_Work instructions:_
Pictures aside, repeat every entry exactly.

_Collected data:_
┌──
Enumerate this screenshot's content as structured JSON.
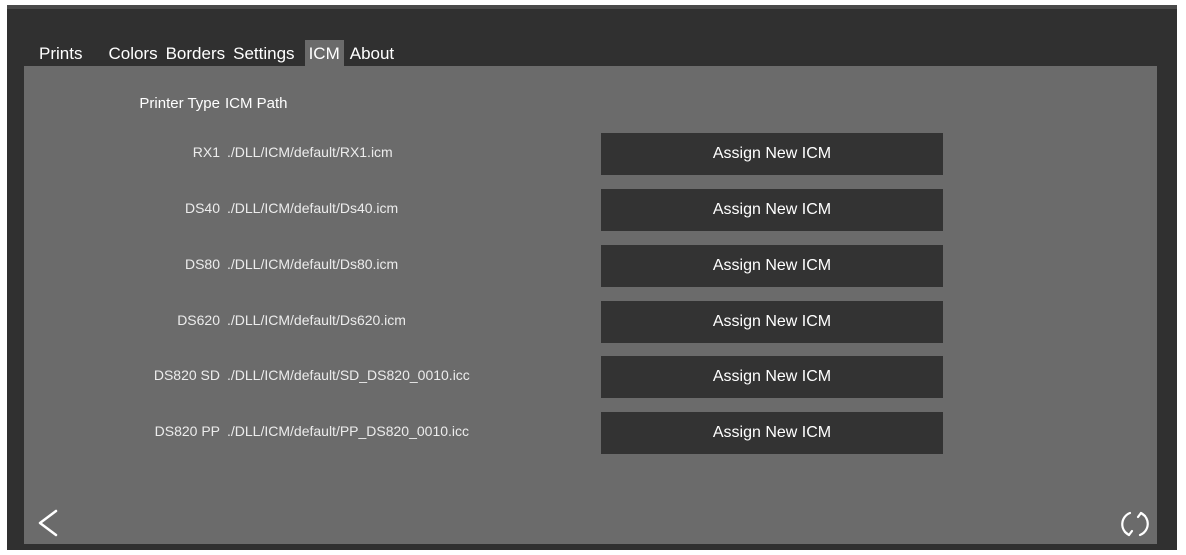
{
  "tabs": [
    {
      "label": "Prints",
      "active": false
    },
    {
      "label": "Colors",
      "active": false
    },
    {
      "label": "Borders",
      "active": false
    },
    {
      "label": "Settings",
      "active": false
    },
    {
      "label": "ICM",
      "active": true
    },
    {
      "label": "About",
      "active": false
    }
  ],
  "header": {
    "printer_type": "Printer Type",
    "icm_path": "ICM Path"
  },
  "rows": [
    {
      "printer": "RX1",
      "path": "./DLL/ICM/default/RX1.icm",
      "button": "Assign New ICM"
    },
    {
      "printer": "DS40",
      "path": "./DLL/ICM/default/Ds40.icm",
      "button": "Assign New ICM"
    },
    {
      "printer": "DS80",
      "path": "./DLL/ICM/default/Ds80.icm",
      "button": "Assign New ICM"
    },
    {
      "printer": "DS620",
      "path": "./DLL/ICM/default/Ds620.icm",
      "button": "Assign New ICM"
    },
    {
      "printer": "DS820 SD",
      "path": "./DLL/ICM/default/SD_DS820_0010.icc",
      "button": "Assign New ICM"
    },
    {
      "printer": "DS820 PP",
      "path": "./DLL/ICM/default/PP_DS820_0010.icc",
      "button": "Assign New ICM"
    }
  ],
  "icons": {
    "back": "back-arrow-icon",
    "refresh": "refresh-icon"
  },
  "colors": {
    "frame_bg": "#303030",
    "panel_bg": "#6b6b6b",
    "button_bg": "#333333",
    "text": "#ffffff"
  }
}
└──
_Exercise response:_
Enumerate this screenshot's content as structured JSON.
{
  "tabs": [
    {
      "label": "Prints",
      "active": false
    },
    {
      "label": "Colors",
      "active": false
    },
    {
      "label": "Borders",
      "active": false
    },
    {
      "label": "Settings",
      "active": false
    },
    {
      "label": "ICM",
      "active": true
    },
    {
      "label": "About",
      "active": false
    }
  ],
  "header": {
    "printer_type": "Printer Type",
    "icm_path": "ICM Path"
  },
  "rows": [
    {
      "printer": "RX1",
      "path": "./DLL/ICM/default/RX1.icm",
      "button": "Assign New ICM"
    },
    {
      "printer": "DS40",
      "path": "./DLL/ICM/default/Ds40.icm",
      "button": "Assign New ICM"
    },
    {
      "printer": "DS80",
      "path": "./DLL/ICM/default/Ds80.icm",
      "button": "Assign New ICM"
    },
    {
      "printer": "DS620",
      "path": "./DLL/ICM/default/Ds620.icm",
      "button": "Assign New ICM"
    },
    {
      "printer": "DS820 SD",
      "path": "./DLL/ICM/default/SD_DS820_0010.icc",
      "button": "Assign New ICM"
    },
    {
      "printer": "DS820 PP",
      "path": "./DLL/ICM/default/PP_DS820_0010.icc",
      "button": "Assign New ICM"
    }
  ],
  "icons": {
    "back": "back-arrow-icon",
    "refresh": "refresh-icon"
  },
  "colors": {
    "frame_bg": "#303030",
    "panel_bg": "#6b6b6b",
    "button_bg": "#333333",
    "text": "#ffffff"
  }
}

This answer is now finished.